__Problem statement__: Quote the listing in full, exactly as given, minus any pictures.

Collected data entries
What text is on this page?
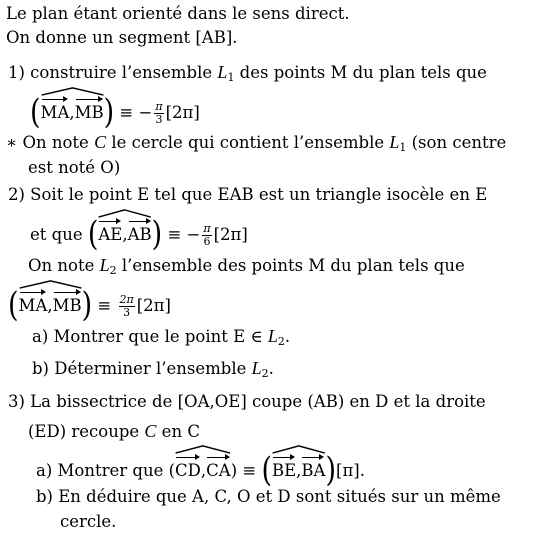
Le plan étant orienté dans le sens direct.
On donne un segment [AB].
1) construire l’ensemble $L_1$ des points M du plan tels que
(
MA,MB) ≡ − $\frac{\pi}{3} [2\pi]$
∗ On note C le cercle qui contient l’ensemble $L_1$ (son centre
est noté O)
2) Soit le point E tel que EAB est un triangle isocèle en E
et que (
AE,AB) ≡ − $\frac{\pi}{6} [2\pi]$
On note $L_2$ l’ensemble des points M du plan tels que
(
$MA,MB) \equiv \frac{2\pi}{3} [2\pi]$
a) Montrer que le point E ∈ $L_2$.
b) Déterminer l’ensemble $L_2$.
3) La bissectrice de [OA,OE] coupe (AB) en D et la droite
(ED) recoupe C en C
a) Montrer que (
CD,CA) ≡ (
BE,BA)[π].
b) En déduire que A, C, O et D sont situés sur un même
cercle.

__Task response__:
What text is on this page?
Le plan étant orienté dans le sens direct.
On donne un segment [AB].
1) construire l’ensemble $L_1$ des points M du plan tels que
(
MA,MB) ≡ − $\frac{\pi}{3} [2\pi]$
∗ On note C le cercle qui contient l’ensemble $L_1$ (son centre
est noté O)
2) Soit le point E tel que EAB est un triangle isocèle en E
et que (
AE,AB) ≡ − $\frac{\pi}{6} [2\pi]$
On note $L_2$ l’ensemble des points M du plan tels que
(
$MA,MB) \equiv \frac{2\pi}{3} [2\pi]$
a) Montrer que le point E ∈ $L_2$.
b) Déterminer l’ensemble $L_2$.
3) La bissectrice de [OA,OE] coupe (AB) en D et la droite
(ED) recoupe C en C
a) Montrer que (
CD,CA) ≡ (
BE,BA)[π].
b) En déduire que A, C, O et D sont situés sur un même
cercle.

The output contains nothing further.